What to work on: Return each line containing the string "golarki".

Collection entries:
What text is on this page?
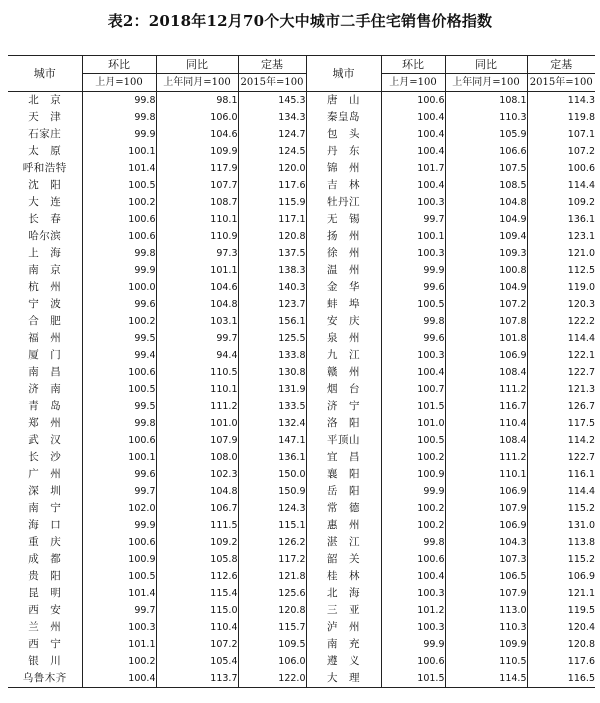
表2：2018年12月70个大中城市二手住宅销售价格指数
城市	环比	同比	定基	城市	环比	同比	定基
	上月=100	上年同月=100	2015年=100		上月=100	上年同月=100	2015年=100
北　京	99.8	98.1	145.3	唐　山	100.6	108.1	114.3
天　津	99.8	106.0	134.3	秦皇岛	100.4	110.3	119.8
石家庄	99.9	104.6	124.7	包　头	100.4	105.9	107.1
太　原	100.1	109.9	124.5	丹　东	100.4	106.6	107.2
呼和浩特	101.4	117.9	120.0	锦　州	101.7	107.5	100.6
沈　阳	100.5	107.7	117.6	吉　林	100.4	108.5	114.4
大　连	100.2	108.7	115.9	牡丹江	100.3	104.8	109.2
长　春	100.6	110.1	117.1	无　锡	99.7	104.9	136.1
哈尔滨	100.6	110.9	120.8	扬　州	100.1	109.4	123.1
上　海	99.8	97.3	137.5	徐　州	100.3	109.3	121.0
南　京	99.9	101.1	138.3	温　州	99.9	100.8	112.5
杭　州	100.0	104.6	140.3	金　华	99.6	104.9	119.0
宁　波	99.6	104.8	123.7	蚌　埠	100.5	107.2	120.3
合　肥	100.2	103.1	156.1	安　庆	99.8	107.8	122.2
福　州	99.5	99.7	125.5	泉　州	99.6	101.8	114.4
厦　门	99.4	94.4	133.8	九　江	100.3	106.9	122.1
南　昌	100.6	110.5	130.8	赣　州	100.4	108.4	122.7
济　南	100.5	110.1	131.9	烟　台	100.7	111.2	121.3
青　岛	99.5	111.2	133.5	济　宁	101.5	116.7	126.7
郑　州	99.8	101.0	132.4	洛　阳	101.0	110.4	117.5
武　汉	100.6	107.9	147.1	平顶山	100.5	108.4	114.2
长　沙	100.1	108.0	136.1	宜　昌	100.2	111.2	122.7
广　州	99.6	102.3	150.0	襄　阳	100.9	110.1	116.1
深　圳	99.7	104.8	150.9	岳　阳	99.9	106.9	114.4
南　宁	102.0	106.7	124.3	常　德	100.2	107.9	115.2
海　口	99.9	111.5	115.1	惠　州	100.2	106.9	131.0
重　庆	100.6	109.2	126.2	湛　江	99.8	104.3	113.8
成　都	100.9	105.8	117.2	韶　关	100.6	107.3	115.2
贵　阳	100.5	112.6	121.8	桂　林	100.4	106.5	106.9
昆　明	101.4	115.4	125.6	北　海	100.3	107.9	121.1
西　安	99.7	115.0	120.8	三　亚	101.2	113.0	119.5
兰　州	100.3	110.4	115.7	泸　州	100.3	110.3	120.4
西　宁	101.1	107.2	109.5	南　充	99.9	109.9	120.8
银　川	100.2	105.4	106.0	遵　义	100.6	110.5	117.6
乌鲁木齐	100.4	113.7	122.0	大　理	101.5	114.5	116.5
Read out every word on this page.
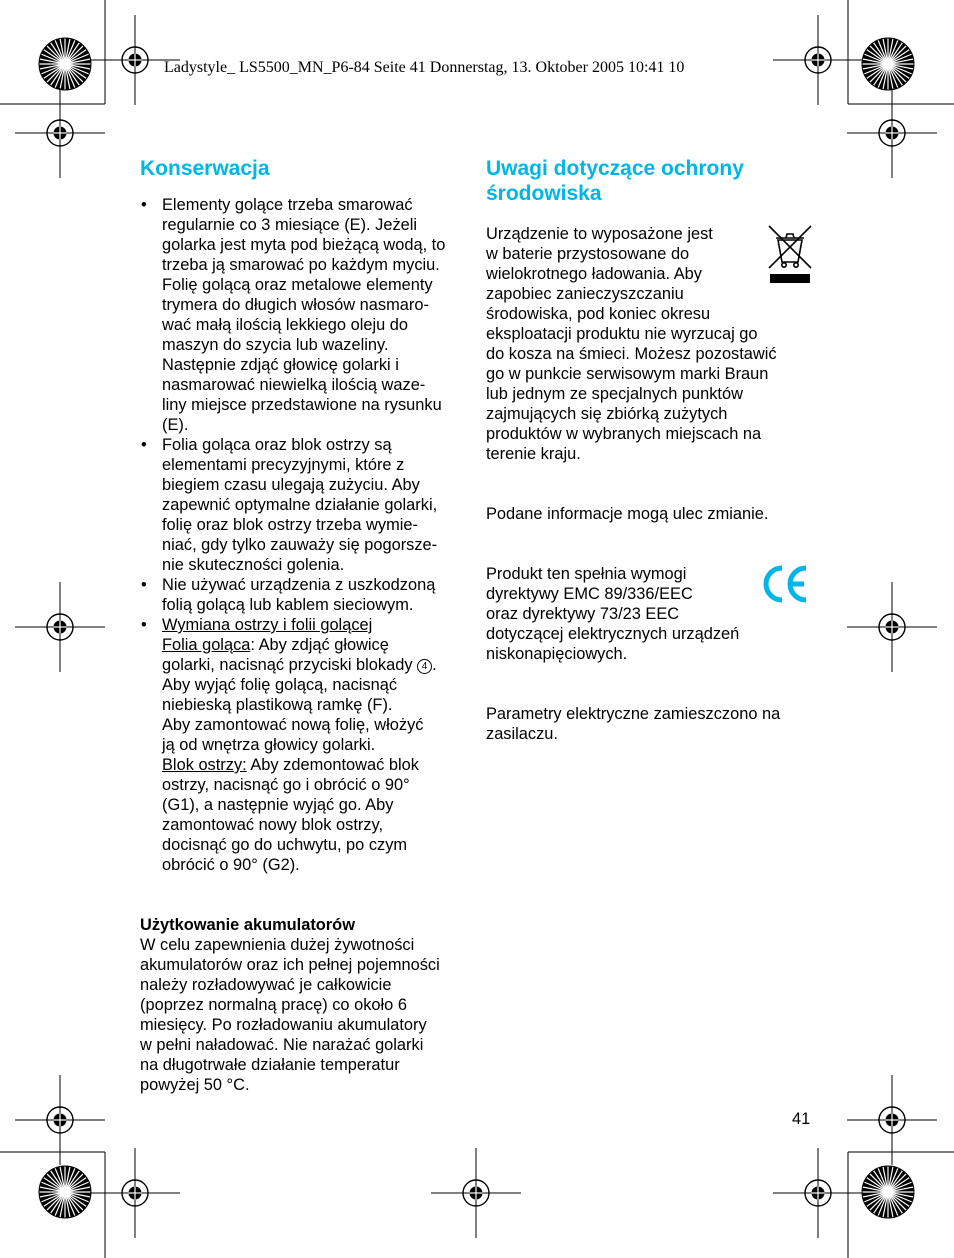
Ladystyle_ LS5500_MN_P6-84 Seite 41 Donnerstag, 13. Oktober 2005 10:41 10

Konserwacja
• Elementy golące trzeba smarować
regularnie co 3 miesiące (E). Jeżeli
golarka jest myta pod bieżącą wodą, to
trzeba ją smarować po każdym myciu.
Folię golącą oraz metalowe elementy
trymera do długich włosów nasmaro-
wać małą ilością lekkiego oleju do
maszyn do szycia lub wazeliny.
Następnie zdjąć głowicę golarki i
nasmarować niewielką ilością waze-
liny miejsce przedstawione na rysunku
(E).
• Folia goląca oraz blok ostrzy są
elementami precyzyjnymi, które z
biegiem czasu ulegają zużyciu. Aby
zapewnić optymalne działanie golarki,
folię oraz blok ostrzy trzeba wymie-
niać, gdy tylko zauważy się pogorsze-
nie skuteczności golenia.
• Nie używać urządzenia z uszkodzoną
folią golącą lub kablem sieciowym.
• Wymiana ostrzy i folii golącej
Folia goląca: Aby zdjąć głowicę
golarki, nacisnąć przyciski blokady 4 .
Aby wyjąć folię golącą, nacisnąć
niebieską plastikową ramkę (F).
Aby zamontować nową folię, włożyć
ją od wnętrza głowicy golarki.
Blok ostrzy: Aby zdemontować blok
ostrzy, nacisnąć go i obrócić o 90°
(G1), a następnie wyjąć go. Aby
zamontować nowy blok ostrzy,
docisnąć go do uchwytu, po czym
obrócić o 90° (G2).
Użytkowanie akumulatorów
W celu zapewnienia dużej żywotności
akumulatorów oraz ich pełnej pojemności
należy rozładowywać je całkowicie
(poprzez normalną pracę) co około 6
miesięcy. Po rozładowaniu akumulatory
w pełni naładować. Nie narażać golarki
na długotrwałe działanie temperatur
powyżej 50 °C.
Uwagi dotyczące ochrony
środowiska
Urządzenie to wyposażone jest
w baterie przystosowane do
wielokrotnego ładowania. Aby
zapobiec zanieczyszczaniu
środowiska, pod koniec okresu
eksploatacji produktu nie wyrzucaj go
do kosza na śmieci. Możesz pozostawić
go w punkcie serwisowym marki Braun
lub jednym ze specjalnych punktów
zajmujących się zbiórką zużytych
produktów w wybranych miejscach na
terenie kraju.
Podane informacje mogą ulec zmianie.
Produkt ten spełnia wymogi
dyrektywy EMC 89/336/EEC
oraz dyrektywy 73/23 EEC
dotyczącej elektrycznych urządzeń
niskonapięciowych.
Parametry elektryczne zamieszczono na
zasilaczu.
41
* * *
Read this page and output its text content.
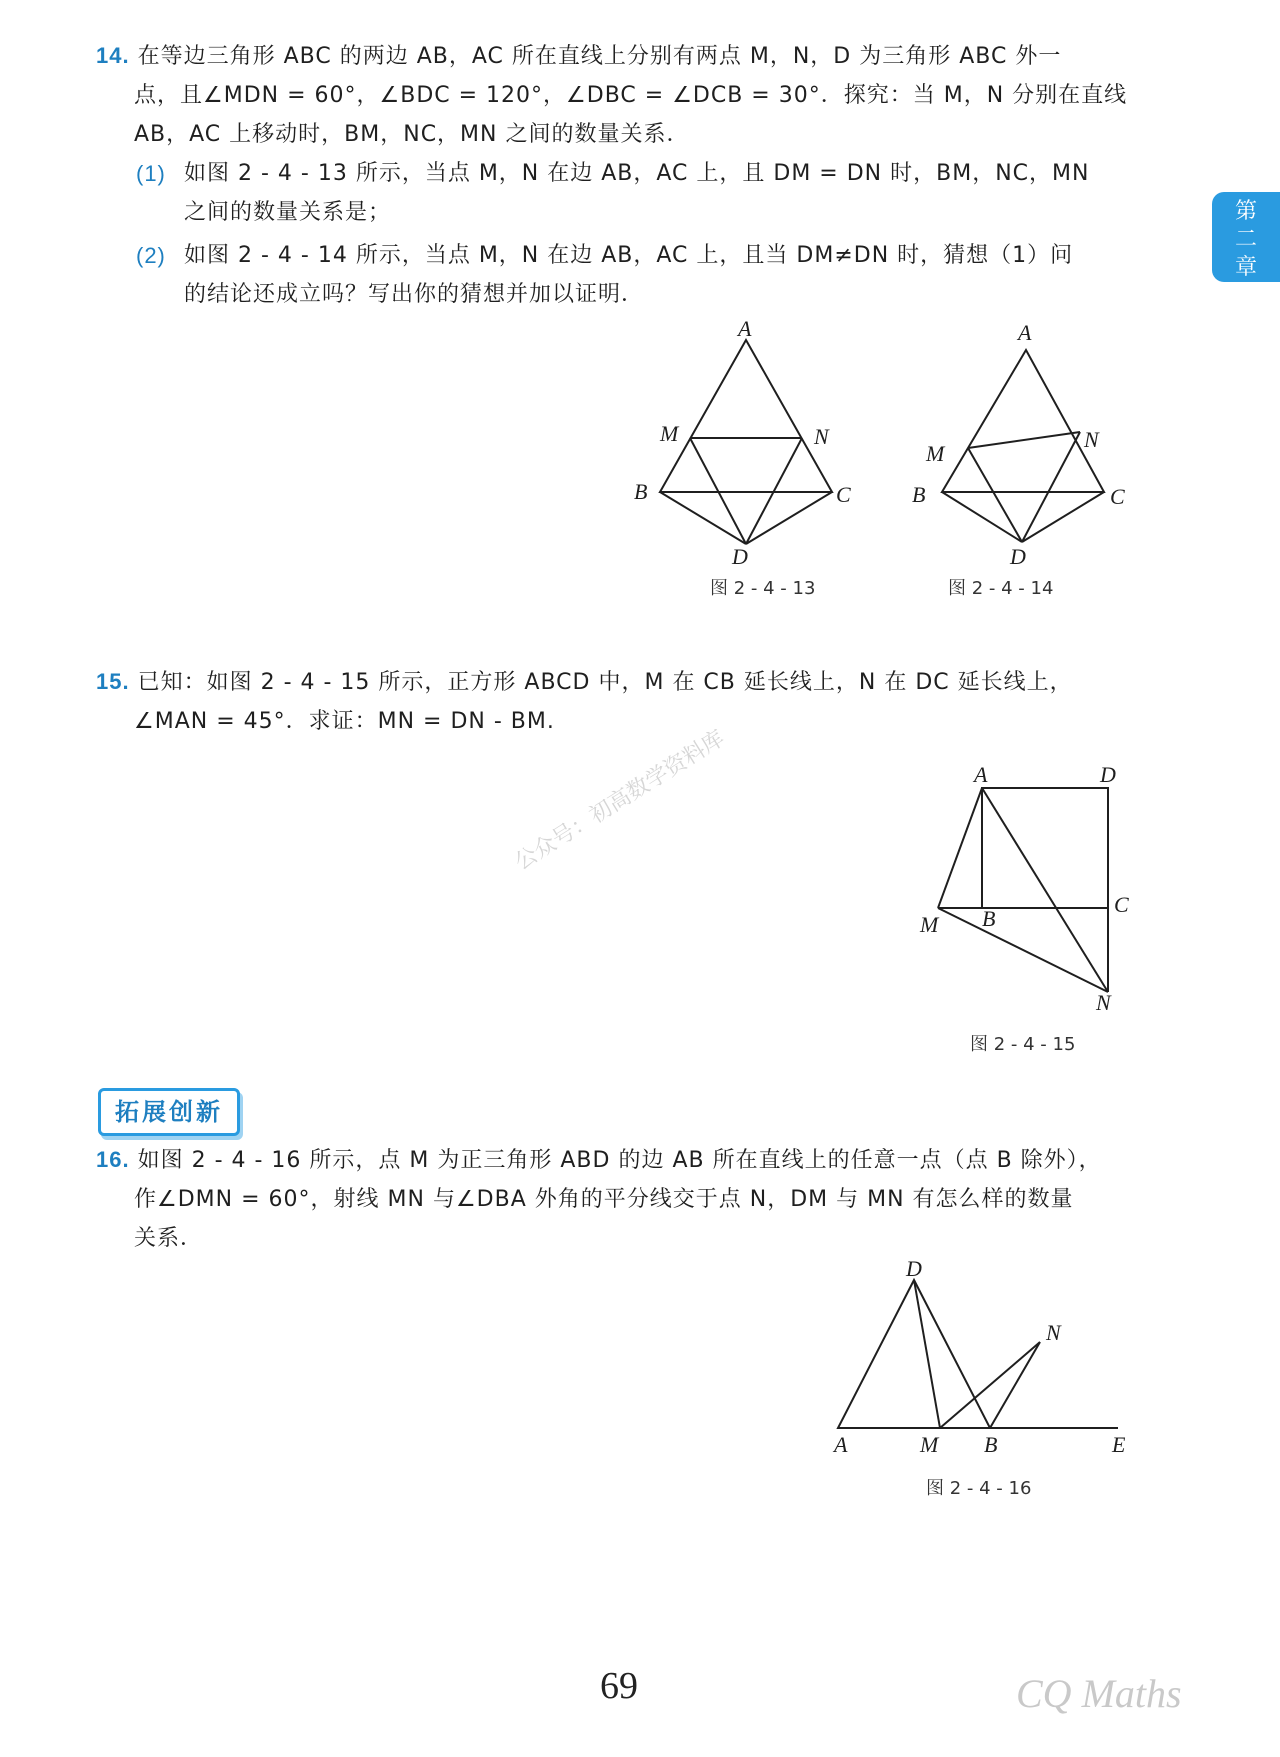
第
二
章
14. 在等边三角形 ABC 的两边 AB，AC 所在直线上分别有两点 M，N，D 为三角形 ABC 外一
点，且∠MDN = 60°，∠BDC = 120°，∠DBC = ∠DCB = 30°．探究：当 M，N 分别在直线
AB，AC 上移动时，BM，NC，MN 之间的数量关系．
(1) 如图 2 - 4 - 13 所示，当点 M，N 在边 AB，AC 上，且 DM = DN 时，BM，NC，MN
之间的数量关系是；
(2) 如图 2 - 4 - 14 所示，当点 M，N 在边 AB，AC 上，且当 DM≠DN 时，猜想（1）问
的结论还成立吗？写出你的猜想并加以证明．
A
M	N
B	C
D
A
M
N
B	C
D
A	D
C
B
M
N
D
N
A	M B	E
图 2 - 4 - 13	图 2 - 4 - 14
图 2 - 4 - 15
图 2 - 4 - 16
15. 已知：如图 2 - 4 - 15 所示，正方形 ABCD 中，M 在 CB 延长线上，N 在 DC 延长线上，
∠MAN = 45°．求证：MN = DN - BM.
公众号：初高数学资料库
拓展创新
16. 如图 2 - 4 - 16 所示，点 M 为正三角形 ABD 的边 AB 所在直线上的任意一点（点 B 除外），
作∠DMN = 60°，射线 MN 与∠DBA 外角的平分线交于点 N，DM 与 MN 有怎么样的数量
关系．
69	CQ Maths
--
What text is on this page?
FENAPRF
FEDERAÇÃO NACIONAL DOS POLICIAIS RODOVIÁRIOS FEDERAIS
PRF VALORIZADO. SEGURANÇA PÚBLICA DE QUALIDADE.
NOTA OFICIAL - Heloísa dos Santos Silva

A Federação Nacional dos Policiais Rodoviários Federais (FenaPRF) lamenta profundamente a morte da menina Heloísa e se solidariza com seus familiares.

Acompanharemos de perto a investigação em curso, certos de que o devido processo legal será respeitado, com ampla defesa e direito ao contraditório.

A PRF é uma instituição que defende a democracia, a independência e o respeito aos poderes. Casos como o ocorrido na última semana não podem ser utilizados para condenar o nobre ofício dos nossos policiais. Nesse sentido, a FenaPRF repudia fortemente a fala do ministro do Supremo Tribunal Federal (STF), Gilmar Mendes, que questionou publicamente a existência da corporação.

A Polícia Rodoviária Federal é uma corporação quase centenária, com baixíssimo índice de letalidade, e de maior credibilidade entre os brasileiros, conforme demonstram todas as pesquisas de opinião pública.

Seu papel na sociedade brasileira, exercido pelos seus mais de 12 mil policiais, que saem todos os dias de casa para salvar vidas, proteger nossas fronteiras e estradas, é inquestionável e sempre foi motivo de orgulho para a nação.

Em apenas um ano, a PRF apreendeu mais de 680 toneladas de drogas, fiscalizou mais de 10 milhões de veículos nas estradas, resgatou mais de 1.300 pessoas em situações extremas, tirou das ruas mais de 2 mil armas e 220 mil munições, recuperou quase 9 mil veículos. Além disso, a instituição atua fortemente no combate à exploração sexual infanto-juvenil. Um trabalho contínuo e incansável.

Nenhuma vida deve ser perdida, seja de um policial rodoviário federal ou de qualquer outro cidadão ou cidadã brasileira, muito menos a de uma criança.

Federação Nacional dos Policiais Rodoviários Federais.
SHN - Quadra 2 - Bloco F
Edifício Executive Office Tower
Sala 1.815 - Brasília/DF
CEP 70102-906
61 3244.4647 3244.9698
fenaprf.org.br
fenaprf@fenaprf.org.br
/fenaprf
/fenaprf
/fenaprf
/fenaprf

Output below:
Następnie zdjąć głowicę golarki i
zapewnić optymalne działanie golarki,
golarki, nacisnąć przyciski blokady 4 .
ją od wnętrza głowicy golarki.
w pełni naładować. Nie narażać golarki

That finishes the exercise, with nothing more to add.